Given request
Restate all of the data exactly.

** BEGIN Provided data **

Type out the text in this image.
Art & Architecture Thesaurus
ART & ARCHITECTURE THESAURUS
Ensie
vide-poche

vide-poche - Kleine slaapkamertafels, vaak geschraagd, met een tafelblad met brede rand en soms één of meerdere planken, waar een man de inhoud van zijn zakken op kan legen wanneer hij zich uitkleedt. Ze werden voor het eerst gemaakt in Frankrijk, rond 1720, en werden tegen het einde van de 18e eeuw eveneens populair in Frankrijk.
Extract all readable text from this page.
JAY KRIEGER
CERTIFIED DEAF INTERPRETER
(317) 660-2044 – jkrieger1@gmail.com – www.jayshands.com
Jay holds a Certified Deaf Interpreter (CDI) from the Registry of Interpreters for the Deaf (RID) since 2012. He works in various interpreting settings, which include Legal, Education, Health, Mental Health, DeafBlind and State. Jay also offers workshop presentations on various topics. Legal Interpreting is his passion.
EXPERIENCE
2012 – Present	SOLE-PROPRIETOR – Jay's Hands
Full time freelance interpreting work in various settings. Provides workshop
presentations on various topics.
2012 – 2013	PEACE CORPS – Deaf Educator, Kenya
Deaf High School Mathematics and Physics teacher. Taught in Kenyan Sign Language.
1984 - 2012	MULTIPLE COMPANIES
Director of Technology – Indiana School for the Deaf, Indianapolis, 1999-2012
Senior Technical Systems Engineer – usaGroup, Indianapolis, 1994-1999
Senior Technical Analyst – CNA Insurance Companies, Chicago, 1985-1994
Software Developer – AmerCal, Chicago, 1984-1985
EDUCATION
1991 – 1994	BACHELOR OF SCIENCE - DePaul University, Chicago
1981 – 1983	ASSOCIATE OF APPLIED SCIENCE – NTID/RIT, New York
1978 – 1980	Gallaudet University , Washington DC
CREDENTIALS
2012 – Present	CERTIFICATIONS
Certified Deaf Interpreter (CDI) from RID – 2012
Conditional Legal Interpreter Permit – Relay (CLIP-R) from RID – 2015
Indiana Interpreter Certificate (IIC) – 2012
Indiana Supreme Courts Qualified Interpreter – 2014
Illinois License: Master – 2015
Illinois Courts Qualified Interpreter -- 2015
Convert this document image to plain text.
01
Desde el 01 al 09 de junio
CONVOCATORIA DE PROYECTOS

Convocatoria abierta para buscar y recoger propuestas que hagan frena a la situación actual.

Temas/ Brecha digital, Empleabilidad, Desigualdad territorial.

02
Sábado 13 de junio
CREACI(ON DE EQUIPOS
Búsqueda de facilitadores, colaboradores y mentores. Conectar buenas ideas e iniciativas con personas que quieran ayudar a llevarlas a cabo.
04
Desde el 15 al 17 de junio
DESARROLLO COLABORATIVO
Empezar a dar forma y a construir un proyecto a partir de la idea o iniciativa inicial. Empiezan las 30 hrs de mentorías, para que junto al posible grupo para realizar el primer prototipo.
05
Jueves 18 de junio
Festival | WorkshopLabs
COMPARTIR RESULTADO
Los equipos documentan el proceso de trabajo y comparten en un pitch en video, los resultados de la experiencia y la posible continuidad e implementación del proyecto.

** END Provided data **

Solution to this task
Type out the text in this image.
Art & Architecture Thesaurus
ART & ARCHITECTURE THESAURUS
Ensie
vide-poche

vide-poche - Kleine slaapkamertafels, vaak geschraagd, met een tafelblad met brede rand en soms één of meerdere planken, waar een man de inhoud van zijn zakken op kan legen wanneer hij zich uitkleedt. Ze werden voor het eerst gemaakt in Frankrijk, rond 1720, en werden tegen het einde van de 18e eeuw eveneens populair in Frankrijk.
Extract all readable text from this page.
JAY KRIEGER
CERTIFIED DEAF INTERPRETER
(317) 660-2044 – jkrieger1@gmail.com – www.jayshands.com
Jay holds a Certified Deaf Interpreter (CDI) from the Registry of Interpreters for the Deaf (RID) since 2012. He works in various interpreting settings, which include Legal, Education, Health, Mental Health, DeafBlind and State. Jay also offers workshop presentations on various topics. Legal Interpreting is his passion.
EXPERIENCE
2012 – Present	SOLE-PROPRIETOR – Jay's Hands
Full time freelance interpreting work in various settings. Provides workshop
presentations on various topics.
2012 – 2013	PEACE CORPS – Deaf Educator, Kenya
Deaf High School Mathematics and Physics teacher. Taught in Kenyan Sign Language.
1984 - 2012	MULTIPLE COMPANIES
Director of Technology – Indiana School for the Deaf, Indianapolis, 1999-2012
Senior Technical Systems Engineer – usaGroup, Indianapolis, 1994-1999
Senior Technical Analyst – CNA Insurance Companies, Chicago, 1985-1994
Software Developer – AmerCal, Chicago, 1984-1985
EDUCATION
1991 – 1994	BACHELOR OF SCIENCE - DePaul University, Chicago
1981 – 1983	ASSOCIATE OF APPLIED SCIENCE – NTID/RIT, New York
1978 – 1980	Gallaudet University , Washington DC
CREDENTIALS
2012 – Present	CERTIFICATIONS
Certified Deaf Interpreter (CDI) from RID – 2012
Conditional Legal Interpreter Permit – Relay (CLIP-R) from RID – 2015
Indiana Interpreter Certificate (IIC) – 2012
Indiana Supreme Courts Qualified Interpreter – 2014
Illinois License: Master – 2015
Illinois Courts Qualified Interpreter -- 2015
Convert this document image to plain text.
01
Desde el 01 al 09 de junio
CONVOCATORIA DE PROYECTOS

Convocatoria abierta para buscar y recoger propuestas que hagan frena a la situación actual.

Temas/ Brecha digital, Empleabilidad, Desigualdad territorial.

02
Sábado 13 de junio
CREACI(ON DE EQUIPOS
Búsqueda de facilitadores, colaboradores y mentores. Conectar buenas ideas e iniciativas con personas que quieran ayudar a llevarlas a cabo.
04
Desde el 15 al 17 de junio
DESARROLLO COLABORATIVO
Empezar a dar forma y a construir un proyecto a partir de la idea o iniciativa inicial. Empiezan las 30 hrs de mentorías, para que junto al posible grupo para realizar el primer prototipo.
05
Jueves 18 de junio
Festival | WorkshopLabs
COMPARTIR RESULTADO
Los equipos documentan el proceso de trabajo y comparten en un pitch en video, los resultados de la experiencia y la posible continuidad e implementación del proyecto.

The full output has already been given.